Dataset excerpt
※ ※ ※

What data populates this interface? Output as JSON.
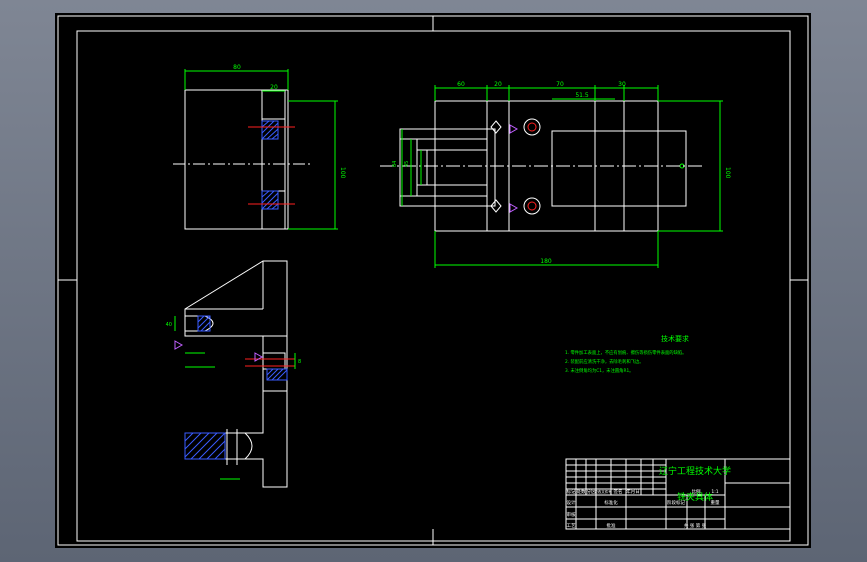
{
  "colors": {
    "background": "#6f7684",
    "sheet": "#000000",
    "outline": "#ffffff",
    "dimension": "#00ff00",
    "center": "#ff2020",
    "hatch": "#3a5cff",
    "symbol": "#c060ff"
  },
  "dimensions": {
    "left_width": "80",
    "left_inner": "20",
    "left_height": "100",
    "top_60": "60",
    "top_20": "20",
    "top_70": "70",
    "top_30": "30",
    "top_515": "51.5",
    "total_180": "180",
    "right_height": "100",
    "left_stack_a": "84",
    "left_stack_b": "45",
    "tri_a": "40",
    "tri_b": "8"
  },
  "technical_requirements": {
    "title": "技术要求",
    "lines": [
      "1. 零件加工表面上，不应有划痕、擦伤等损伤零件表面的缺陷。",
      "2. 装配前应清洗干净，去除毛刺和飞边。",
      "3. 未注倒角均为C1，未注圆角R1。"
    ]
  },
  "title_block": {
    "institution": "辽宁工程技术大学",
    "drawing_name": "铣夹具体",
    "scale_label": "比例",
    "scale_value": "1:1",
    "cells": [
      "标记",
      "处数",
      "分区",
      "更改文件号",
      "签名",
      "年月日",
      "设计",
      "标准化",
      "审核",
      "工艺",
      "批准",
      "阶段标记",
      "重量",
      "共 张 第 张"
    ]
  }
}
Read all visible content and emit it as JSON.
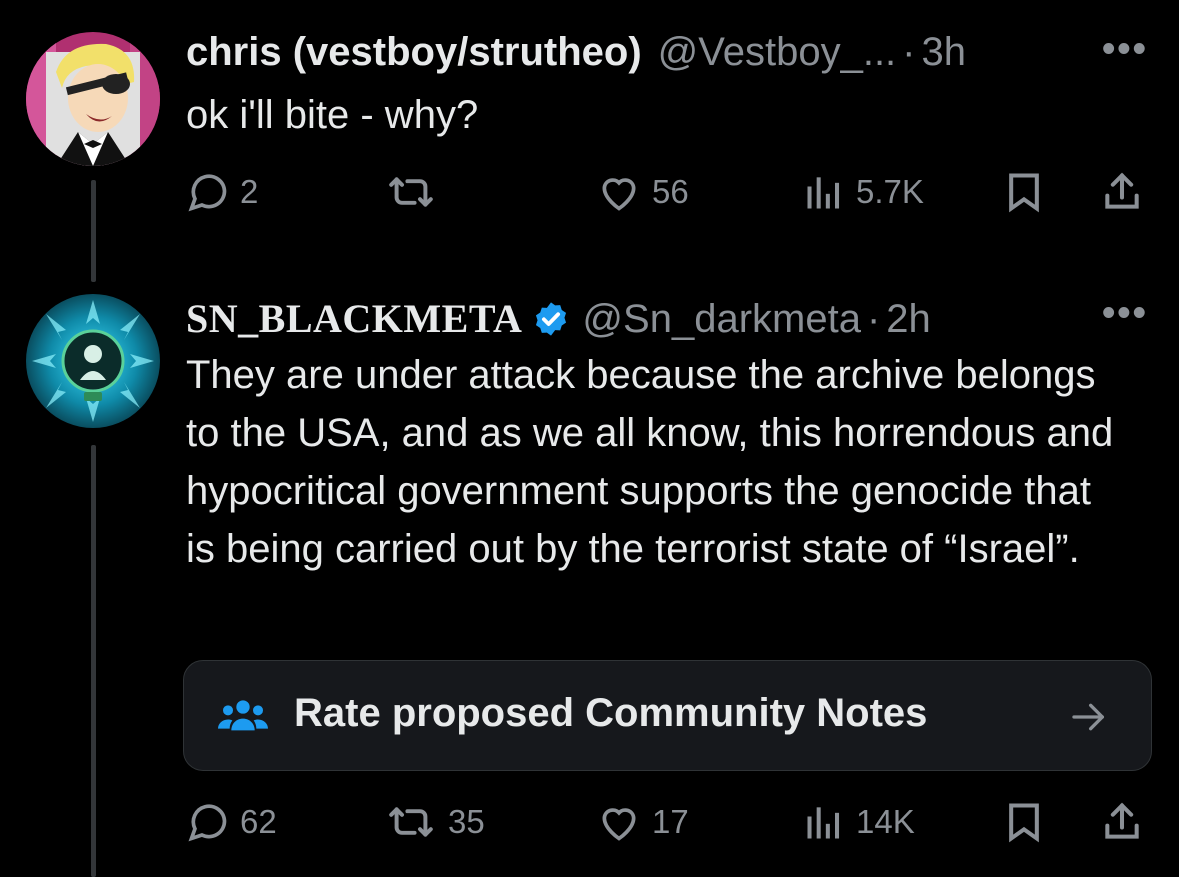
{
  "tweets": [
    {
      "display_name": "chris (vestboy/strutheo)",
      "handle": "@Vestboy_...",
      "separator": "·",
      "time": "3h",
      "text": "ok i'll bite - why?",
      "stats": {
        "replies": "2",
        "reposts": "",
        "likes": "56",
        "views": "5.7K"
      },
      "avatar_icon": "cartoon-avatar-icon"
    },
    {
      "display_name": "SN_BLACKMETA",
      "verified": true,
      "handle": "@Sn_darkmeta",
      "separator": "·",
      "time": "2h",
      "text": "They are under attack because the archive belongs to the USA, and as we all know, this horrendous and hypocritical government supports the genocide that is being carried out by the terrorist state of “Israel”.",
      "stats": {
        "replies": "62",
        "reposts": "35",
        "likes": "17",
        "views": "14K"
      },
      "avatar_icon": "emblem-avatar-icon"
    }
  ],
  "community_notes": {
    "label": "Rate proposed Community Notes"
  },
  "colors": {
    "background": "#000000",
    "text": "#e7e9ea",
    "muted": "#8b9096",
    "accent": "#1d9bf0",
    "card": "#16181c"
  }
}
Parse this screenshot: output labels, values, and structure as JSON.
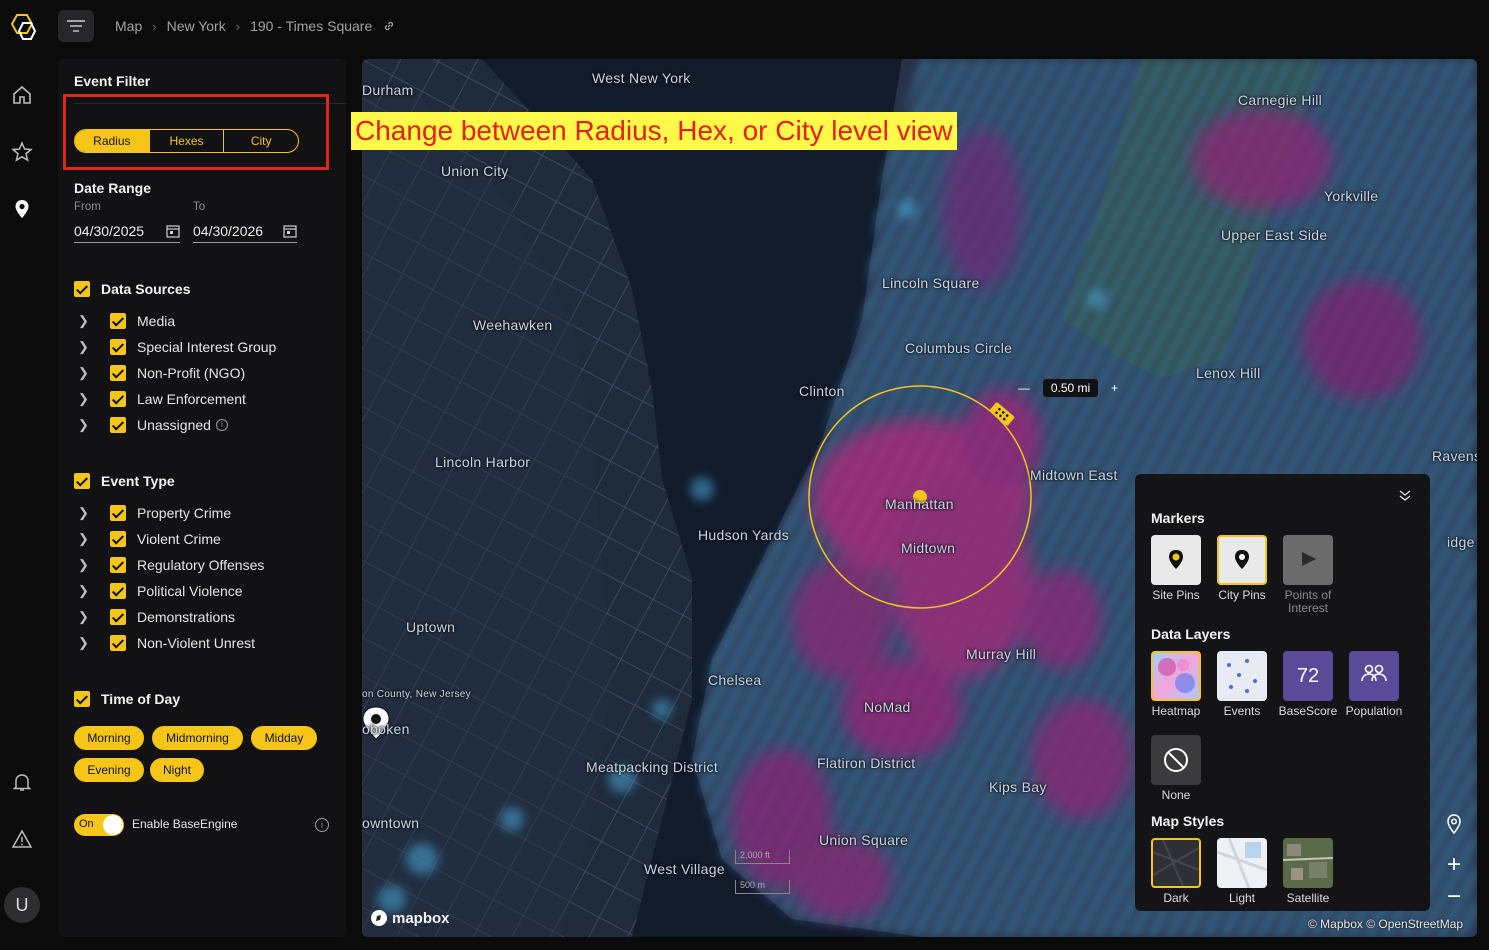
{
  "breadcrumb": {
    "items": [
      "Map",
      "New York",
      "190 - Times Square"
    ]
  },
  "rail": {
    "avatar_initial": "U"
  },
  "filter": {
    "title": "Event Filter",
    "view_modes": [
      "Radius",
      "Hexes",
      "City"
    ],
    "active_view_mode": "Radius",
    "date_range": {
      "label": "Date Range",
      "from_label": "From",
      "from_value": "04/30/2025",
      "to_label": "To",
      "to_value": "04/30/2026"
    },
    "data_sources": {
      "label": "Data Sources",
      "items": [
        "Media",
        "Special Interest Group",
        "Non-Profit (NGO)",
        "Law Enforcement",
        "Unassigned"
      ]
    },
    "event_type": {
      "label": "Event Type",
      "items": [
        "Property Crime",
        "Violent Crime",
        "Regulatory Offenses",
        "Political Violence",
        "Demonstrations",
        "Non-Violent Unrest"
      ]
    },
    "time_of_day": {
      "label": "Time of Day",
      "chips": [
        "Morning",
        "Midmorning",
        "Midday",
        "Evening",
        "Night"
      ]
    },
    "base_engine": {
      "toggle_text": "On",
      "label": "Enable BaseEngine",
      "enabled": true
    }
  },
  "annotation": {
    "callout": "Change between Radius, Hex, or City level view"
  },
  "map": {
    "radius_value": "0.50 mi",
    "labels": {
      "west_new_york": "West New York",
      "durham": "Durham",
      "union_city": "Union City",
      "weehawken": "Weehawken",
      "lincoln_harbor": "Lincoln Harbor",
      "uptown": "Uptown",
      "hudson_county": "on County, New Jersey",
      "oboken": "oboken",
      "owntown": "owntown",
      "carnegie_hill": "Carnegie Hill",
      "yorkville": "Yorkville",
      "upper_east_side": "Upper East Side",
      "lincoln_square": "Lincoln Square",
      "columbus_circle": "Columbus Circle",
      "clinton": "Clinton",
      "lenox_hill": "Lenox Hill",
      "midtown_east": "Midtown East",
      "manhattan": "Manhattan",
      "midtown": "Midtown",
      "hudson_yards": "Hudson Yards",
      "murray_hill": "Murray Hill",
      "chelsea": "Chelsea",
      "nomad": "NoMad",
      "meatpacking": "Meatpacking District",
      "flatiron": "Flatiron District",
      "kips_bay": "Kips Bay",
      "union_square": "Union Square",
      "west_village": "West Village",
      "ravens": "Ravens",
      "idge": "idge"
    },
    "scale_ft": "2,000 ft",
    "scale_m": "500 m",
    "mapbox": "mapbox",
    "attribution": "© Mapbox © OpenStreetMap"
  },
  "layers": {
    "markers": {
      "label": "Markers",
      "items": [
        "Site Pins",
        "City Pins",
        "Points of Interest"
      ],
      "selected": "City Pins"
    },
    "data_layers": {
      "label": "Data Layers",
      "items": [
        "Heatmap",
        "Events",
        "BaseScore",
        "Population",
        "None"
      ],
      "selected": "Heatmap",
      "basescore_value": "72"
    },
    "map_styles": {
      "label": "Map Styles",
      "items": [
        "Dark",
        "Light",
        "Satellite"
      ],
      "selected": "Dark"
    }
  },
  "colors": {
    "accent": "#f5c518",
    "callout_red": "#e3211b",
    "callout_bg": "#fff94a"
  }
}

※ ※ ※

■ REQUIRED WORK: Keep every word of the data as it is when you write it out, but drop the pictures.

■ OUTPUT FOR THIS TASK:
What data populates this interface? Output as JSON.
{
  "colors": {
    "background": "#6f7684",
    "sheet": "#000000",
    "outline": "#ffffff",
    "dimension": "#00ff00",
    "center": "#ff2020",
    "hatch": "#3a5cff",
    "symbol": "#c060ff"
  },
  "dimensions": {
    "left_width": "80",
    "left_inner": "20",
    "left_height": "100",
    "top_60": "60",
    "top_20": "20",
    "top_70": "70",
    "top_30": "30",
    "top_515": "51.5",
    "total_180": "180",
    "right_height": "100",
    "left_stack_a": "84",
    "left_stack_b": "45",
    "tri_a": "40",
    "tri_b": "8"
  },
  "technical_requirements": {
    "title": "技术要求",
    "lines": [
      "1. 零件加工表面上，不应有划痕、擦伤等损伤零件表面的缺陷。",
      "2. 装配前应清洗干净，去除毛刺和飞边。",
      "3. 未注倒角均为C1，未注圆角R1。"
    ]
  },
  "title_block": {
    "institution": "辽宁工程技术大学",
    "drawing_name": "铣夹具体",
    "scale_label": "比例",
    "scale_value": "1:1",
    "cells": [
      "标记",
      "处数",
      "分区",
      "更改文件号",
      "签名",
      "年月日",
      "设计",
      "标准化",
      "审核",
      "工艺",
      "批准",
      "阶段标记",
      "重量",
      "共 张 第 张"
    ]
  }
}
Read all visible content and emit it as JSON.
{
  "tweets": [
    {
      "display_name": "chris (vestboy/strutheo)",
      "handle": "@Vestboy_...",
      "separator": "·",
      "time": "3h",
      "text": "ok i'll bite - why?",
      "stats": {
        "replies": "2",
        "reposts": "",
        "likes": "56",
        "views": "5.7K"
      },
      "avatar_icon": "cartoon-avatar-icon"
    },
    {
      "display_name": "SN_BLACKMETA",
      "verified": true,
      "handle": "@Sn_darkmeta",
      "separator": "·",
      "time": "2h",
      "text": "They are under attack because the archive belongs to the USA, and as we all know, this horrendous and hypocritical government supports the genocide that is being carried out by the terrorist state of “Israel”.",
      "stats": {
        "replies": "62",
        "reposts": "35",
        "likes": "17",
        "views": "14K"
      },
      "avatar_icon": "emblem-avatar-icon"
    }
  ],
  "community_notes": {
    "label": "Rate proposed Community Notes"
  },
  "colors": {
    "background": "#000000",
    "text": "#e7e9ea",
    "muted": "#8b9096",
    "accent": "#1d9bf0",
    "card": "#16181c"
  }
}
Parse this screenshot: output labels, values, and structure as JSON.
{
  "breadcrumb": {
    "items": [
      "Map",
      "New York",
      "190 - Times Square"
    ]
  },
  "rail": {
    "avatar_initial": "U"
  },
  "filter": {
    "title": "Event Filter",
    "view_modes": [
      "Radius",
      "Hexes",
      "City"
    ],
    "active_view_mode": "Radius",
    "date_range": {
      "label": "Date Range",
      "from_label": "From",
      "from_value": "04/30/2025",
      "to_label": "To",
      "to_value": "04/30/2026"
    },
    "data_sources": {
      "label": "Data Sources",
      "items": [
        "Media",
        "Special Interest Group",
        "Non-Profit (NGO)",
        "Law Enforcement",
        "Unassigned"
      ]
    },
    "event_type": {
      "label": "Event Type",
      "items": [
        "Property Crime",
        "Violent Crime",
        "Regulatory Offenses",
        "Political Violence",
        "Demonstrations",
        "Non-Violent Unrest"
      ]
    },
    "time_of_day": {
      "label": "Time of Day",
      "chips": [
        "Morning",
        "Midmorning",
        "Midday",
        "Evening",
        "Night"
      ]
    },
    "base_engine": {
      "toggle_text": "On",
      "label": "Enable BaseEngine",
      "enabled": true
    }
  },
  "annotation": {
    "callout": "Change between Radius, Hex, or City level view"
  },
  "map": {
    "radius_value": "0.50 mi",
    "labels": {
      "west_new_york": "West New York",
      "durham": "Durham",
      "union_city": "Union City",
      "weehawken": "Weehawken",
      "lincoln_harbor": "Lincoln Harbor",
      "uptown": "Uptown",
      "hudson_county": "on County, New Jersey",
      "oboken": "oboken",
      "owntown": "owntown",
      "carnegie_hill": "Carnegie Hill",
      "yorkville": "Yorkville",
      "upper_east_side": "Upper East Side",
      "lincoln_square": "Lincoln Square",
      "columbus_circle": "Columbus Circle",
      "clinton": "Clinton",
      "lenox_hill": "Lenox Hill",
      "midtown_east": "Midtown East",
      "manhattan": "Manhattan",
      "midtown": "Midtown",
      "hudson_yards": "Hudson Yards",
      "murray_hill": "Murray Hill",
      "chelsea": "Chelsea",
      "nomad": "NoMad",
      "meatpacking": "Meatpacking District",
      "flatiron": "Flatiron District",
      "kips_bay": "Kips Bay",
      "union_square": "Union Square",
      "west_village": "West Village",
      "ravens": "Ravens",
      "idge": "idge"
    },
    "scale_ft": "2,000 ft",
    "scale_m": "500 m",
    "mapbox": "mapbox",
    "attribution": "© Mapbox © OpenStreetMap"
  },
  "layers": {
    "markers": {
      "label": "Markers",
      "items": [
        "Site Pins",
        "City Pins",
        "Points of Interest"
      ],
      "selected": "City Pins"
    },
    "data_layers": {
      "label": "Data Layers",
      "items": [
        "Heatmap",
        "Events",
        "BaseScore",
        "Population",
        "None"
      ],
      "selected": "Heatmap",
      "basescore_value": "72"
    },
    "map_styles": {
      "label": "Map Styles",
      "items": [
        "Dark",
        "Light",
        "Satellite"
      ],
      "selected": "Dark"
    }
  },
  "colors": {
    "accent": "#f5c518",
    "callout_red": "#e3211b",
    "callout_bg": "#fff94a"
  }
}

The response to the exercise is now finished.